_EXERCISE BRIEF:_ Your task is to transcribe all the entries exactly, excluding pictures.

* Begin ENTRIES PROVIDED *

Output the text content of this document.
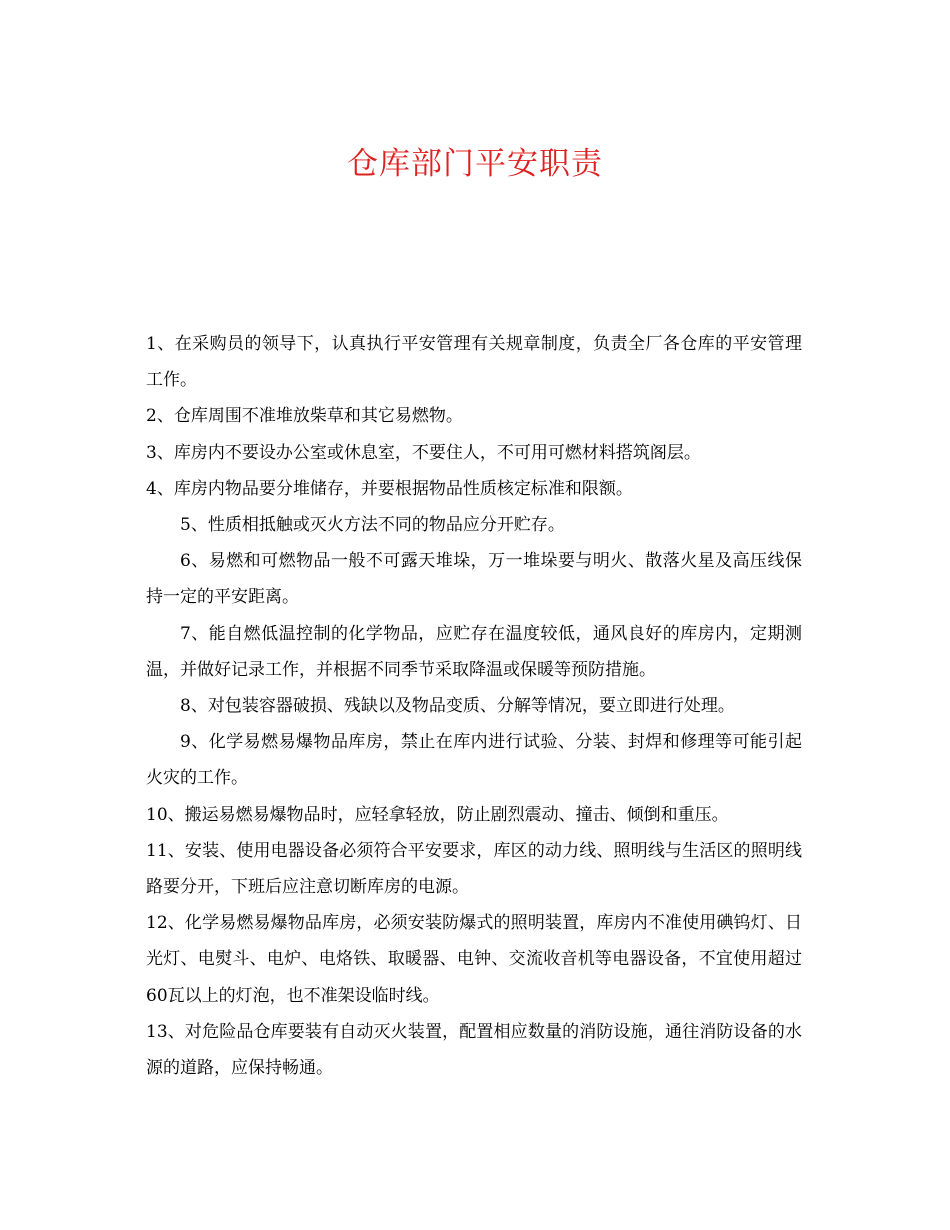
仓库部门平安职责

1、在采购员的领导下，认真执行平安管理有关规章制度，负责全厂各仓库的平安管理工作。

2、仓库周围不准堆放柴草和其它易燃物。

3、库房内不要设办公室或休息室，不要住人，不可用可燃材料搭筑阁层。

4、库房内物品要分堆储存，并要根据物品性质核定标准和限额。

5、性质相抵触或灭火方法不同的物品应分开贮存。

6、易燃和可燃物品一般不可露天堆垛，万一堆垛要与明火、散落火星及高压线保持一定的平安距离。

7、能自燃低温控制的化学物品，应贮存在温度较低，通风良好的库房内，定期测温，并做好记录工作，并根据不同季节采取降温或保暖等预防措施。

8、对包装容器破损、残缺以及物品变质、分解等情况，要立即进行处理。

9、化学易燃易爆物品库房，禁止在库内进行试验、分装、封焊和修理等可能引起火灾的工作。

10、搬运易燃易爆物品时，应轻拿轻放，防止剧烈震动、撞击、倾倒和重压。

11、安装、使用电器设备必须符合平安要求，库区的动力线、照明线与生活区的照明线路要分开，下班后应注意切断库房的电源。

12、化学易燃易爆物品库房，必须安装防爆式的照明装置，库房内不准使用碘钨灯、日光灯、电熨斗、电炉、电烙铁、取暖器、电钟、交流收音机等电器设备，不宜使用超过60瓦以上的灯泡，也不准架设临时线。

13、对危险品仓库要装有自动灭火装置，配置相应数量的消防设施，通往消防设备的水源的道路，应保持畅通。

* End ENTRIES PROVIDED *

_RESPONSE TO THIS EXERCISE:_
Output the text content of this document.
仓库部门平安职责

1、在采购员的领导下，认真执行平安管理有关规章制度，负责全厂各仓库的平安管理工作。

2、仓库周围不准堆放柴草和其它易燃物。

3、库房内不要设办公室或休息室，不要住人，不可用可燃材料搭筑阁层。

4、库房内物品要分堆储存，并要根据物品性质核定标准和限额。

5、性质相抵触或灭火方法不同的物品应分开贮存。

6、易燃和可燃物品一般不可露天堆垛，万一堆垛要与明火、散落火星及高压线保持一定的平安距离。

7、能自燃低温控制的化学物品，应贮存在温度较低，通风良好的库房内，定期测温，并做好记录工作，并根据不同季节采取降温或保暖等预防措施。

8、对包装容器破损、残缺以及物品变质、分解等情况，要立即进行处理。

9、化学易燃易爆物品库房，禁止在库内进行试验、分装、封焊和修理等可能引起火灾的工作。

10、搬运易燃易爆物品时，应轻拿轻放，防止剧烈震动、撞击、倾倒和重压。

11、安装、使用电器设备必须符合平安要求，库区的动力线、照明线与生活区的照明线路要分开，下班后应注意切断库房的电源。

12、化学易燃易爆物品库房，必须安装防爆式的照明装置，库房内不准使用碘钨灯、日光灯、电熨斗、电炉、电烙铁、取暖器、电钟、交流收音机等电器设备，不宜使用超过60瓦以上的灯泡，也不准架设临时线。

13、对危险品仓库要装有自动灭火装置，配置相应数量的消防设施，通往消防设备的水源的道路，应保持畅通。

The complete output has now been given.